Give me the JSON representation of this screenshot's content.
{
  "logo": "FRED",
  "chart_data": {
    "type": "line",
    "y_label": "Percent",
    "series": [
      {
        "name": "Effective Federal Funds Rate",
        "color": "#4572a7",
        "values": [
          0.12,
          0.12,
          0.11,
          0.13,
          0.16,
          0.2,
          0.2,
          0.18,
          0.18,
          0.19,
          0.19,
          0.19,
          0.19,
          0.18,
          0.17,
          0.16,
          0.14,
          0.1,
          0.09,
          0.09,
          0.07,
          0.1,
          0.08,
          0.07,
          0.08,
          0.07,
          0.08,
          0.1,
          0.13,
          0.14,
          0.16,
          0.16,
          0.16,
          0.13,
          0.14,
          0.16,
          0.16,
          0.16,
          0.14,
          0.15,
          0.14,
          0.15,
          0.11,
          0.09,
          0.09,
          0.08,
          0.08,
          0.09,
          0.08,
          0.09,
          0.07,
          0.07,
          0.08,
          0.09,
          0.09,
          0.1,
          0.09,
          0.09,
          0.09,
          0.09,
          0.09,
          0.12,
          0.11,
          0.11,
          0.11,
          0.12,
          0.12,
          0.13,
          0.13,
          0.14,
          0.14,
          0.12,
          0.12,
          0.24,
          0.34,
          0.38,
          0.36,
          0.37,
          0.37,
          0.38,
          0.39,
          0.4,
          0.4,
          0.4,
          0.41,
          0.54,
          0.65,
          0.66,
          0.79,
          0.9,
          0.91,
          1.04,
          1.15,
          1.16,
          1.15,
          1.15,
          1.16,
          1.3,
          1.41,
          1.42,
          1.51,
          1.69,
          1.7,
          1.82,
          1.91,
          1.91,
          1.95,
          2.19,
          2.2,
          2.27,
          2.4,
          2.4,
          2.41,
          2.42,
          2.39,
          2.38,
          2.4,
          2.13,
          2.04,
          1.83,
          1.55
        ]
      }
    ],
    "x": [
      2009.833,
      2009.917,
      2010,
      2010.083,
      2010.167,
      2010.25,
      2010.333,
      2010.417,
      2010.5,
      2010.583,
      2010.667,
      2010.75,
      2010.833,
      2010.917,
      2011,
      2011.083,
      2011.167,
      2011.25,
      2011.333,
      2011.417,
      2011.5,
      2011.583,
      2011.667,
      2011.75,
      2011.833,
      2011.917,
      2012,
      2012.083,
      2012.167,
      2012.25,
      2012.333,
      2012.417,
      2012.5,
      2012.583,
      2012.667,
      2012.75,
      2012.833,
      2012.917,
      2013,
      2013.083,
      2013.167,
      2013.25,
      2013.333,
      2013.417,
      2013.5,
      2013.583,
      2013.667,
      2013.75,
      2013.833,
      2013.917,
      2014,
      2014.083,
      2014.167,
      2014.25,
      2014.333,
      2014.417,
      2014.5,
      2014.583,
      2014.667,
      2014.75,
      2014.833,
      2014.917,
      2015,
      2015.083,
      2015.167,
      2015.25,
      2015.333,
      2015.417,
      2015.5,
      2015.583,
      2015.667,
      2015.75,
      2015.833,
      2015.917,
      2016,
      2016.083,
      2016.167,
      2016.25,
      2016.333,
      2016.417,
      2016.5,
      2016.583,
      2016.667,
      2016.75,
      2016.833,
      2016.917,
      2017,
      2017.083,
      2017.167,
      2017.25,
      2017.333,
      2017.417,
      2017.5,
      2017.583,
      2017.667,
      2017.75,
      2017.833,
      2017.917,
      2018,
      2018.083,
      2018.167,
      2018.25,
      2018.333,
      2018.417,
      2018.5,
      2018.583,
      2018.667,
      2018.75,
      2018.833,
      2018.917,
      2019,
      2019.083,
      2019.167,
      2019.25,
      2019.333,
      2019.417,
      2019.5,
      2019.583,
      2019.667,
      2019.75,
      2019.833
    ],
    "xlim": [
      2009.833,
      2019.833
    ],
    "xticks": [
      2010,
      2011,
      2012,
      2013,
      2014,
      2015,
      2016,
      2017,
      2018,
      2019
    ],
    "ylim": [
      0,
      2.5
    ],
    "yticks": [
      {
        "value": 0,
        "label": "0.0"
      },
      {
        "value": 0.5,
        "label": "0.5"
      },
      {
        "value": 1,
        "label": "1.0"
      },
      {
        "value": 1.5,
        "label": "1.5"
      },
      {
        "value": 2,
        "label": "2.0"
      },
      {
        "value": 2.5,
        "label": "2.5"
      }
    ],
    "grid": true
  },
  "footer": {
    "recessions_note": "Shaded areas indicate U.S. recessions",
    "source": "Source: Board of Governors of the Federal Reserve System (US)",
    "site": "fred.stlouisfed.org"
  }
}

**Goal:** Copy each line that contains the word "Federal".

**Correct answer:**
        "name": "Effective Federal Funds Rate",
    "source": "Source: Board of Governors of the Federal Reserve System (US)",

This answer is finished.